**STATED TASK**
Restate the entire listing word for word.

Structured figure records
>>>

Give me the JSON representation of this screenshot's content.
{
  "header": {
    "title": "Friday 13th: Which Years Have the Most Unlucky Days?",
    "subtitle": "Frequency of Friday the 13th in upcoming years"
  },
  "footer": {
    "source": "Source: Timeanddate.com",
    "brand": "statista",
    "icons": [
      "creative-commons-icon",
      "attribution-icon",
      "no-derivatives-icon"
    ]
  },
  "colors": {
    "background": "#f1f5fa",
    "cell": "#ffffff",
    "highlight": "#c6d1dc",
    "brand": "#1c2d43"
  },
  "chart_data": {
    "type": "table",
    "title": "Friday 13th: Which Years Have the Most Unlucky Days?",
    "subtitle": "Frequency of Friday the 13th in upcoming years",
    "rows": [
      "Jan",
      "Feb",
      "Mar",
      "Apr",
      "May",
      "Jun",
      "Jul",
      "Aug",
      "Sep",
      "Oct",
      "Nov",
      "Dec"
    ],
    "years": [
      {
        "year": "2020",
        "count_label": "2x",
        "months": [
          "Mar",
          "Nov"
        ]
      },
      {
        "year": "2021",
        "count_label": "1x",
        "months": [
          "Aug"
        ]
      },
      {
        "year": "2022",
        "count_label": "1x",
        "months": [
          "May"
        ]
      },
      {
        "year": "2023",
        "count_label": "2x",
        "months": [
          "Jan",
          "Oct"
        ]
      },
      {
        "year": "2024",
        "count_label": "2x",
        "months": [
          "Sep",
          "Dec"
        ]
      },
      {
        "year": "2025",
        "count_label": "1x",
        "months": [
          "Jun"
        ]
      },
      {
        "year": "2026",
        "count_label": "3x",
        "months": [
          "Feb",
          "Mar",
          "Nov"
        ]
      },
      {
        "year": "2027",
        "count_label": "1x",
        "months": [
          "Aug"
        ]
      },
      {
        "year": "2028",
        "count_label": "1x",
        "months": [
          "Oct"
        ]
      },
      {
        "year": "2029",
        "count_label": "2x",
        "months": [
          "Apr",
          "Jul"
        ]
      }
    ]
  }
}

<<<

**FULL ANSWER**
Give me the JSON representation of this screenshot's content.
{
  "header": {
    "title": "Friday 13th: Which Years Have the Most Unlucky Days?",
    "subtitle": "Frequency of Friday the 13th in upcoming years"
  },
  "footer": {
    "source": "Source: Timeanddate.com",
    "brand": "statista",
    "icons": [
      "creative-commons-icon",
      "attribution-icon",
      "no-derivatives-icon"
    ]
  },
  "colors": {
    "background": "#f1f5fa",
    "cell": "#ffffff",
    "highlight": "#c6d1dc",
    "brand": "#1c2d43"
  },
  "chart_data": {
    "type": "table",
    "title": "Friday 13th: Which Years Have the Most Unlucky Days?",
    "subtitle": "Frequency of Friday the 13th in upcoming years",
    "rows": [
      "Jan",
      "Feb",
      "Mar",
      "Apr",
      "May",
      "Jun",
      "Jul",
      "Aug",
      "Sep",
      "Oct",
      "Nov",
      "Dec"
    ],
    "years": [
      {
        "year": "2020",
        "count_label": "2x",
        "months": [
          "Mar",
          "Nov"
        ]
      },
      {
        "year": "2021",
        "count_label": "1x",
        "months": [
          "Aug"
        ]
      },
      {
        "year": "2022",
        "count_label": "1x",
        "months": [
          "May"
        ]
      },
      {
        "year": "2023",
        "count_label": "2x",
        "months": [
          "Jan",
          "Oct"
        ]
      },
      {
        "year": "2024",
        "count_label": "2x",
        "months": [
          "Sep",
          "Dec"
        ]
      },
      {
        "year": "2025",
        "count_label": "1x",
        "months": [
          "Jun"
        ]
      },
      {
        "year": "2026",
        "count_label": "3x",
        "months": [
          "Feb",
          "Mar",
          "Nov"
        ]
      },
      {
        "year": "2027",
        "count_label": "1x",
        "months": [
          "Aug"
        ]
      },
      {
        "year": "2028",
        "count_label": "1x",
        "months": [
          "Oct"
        ]
      },
      {
        "year": "2029",
        "count_label": "2x",
        "months": [
          "Apr",
          "Jul"
        ]
      }
    ]
  }
}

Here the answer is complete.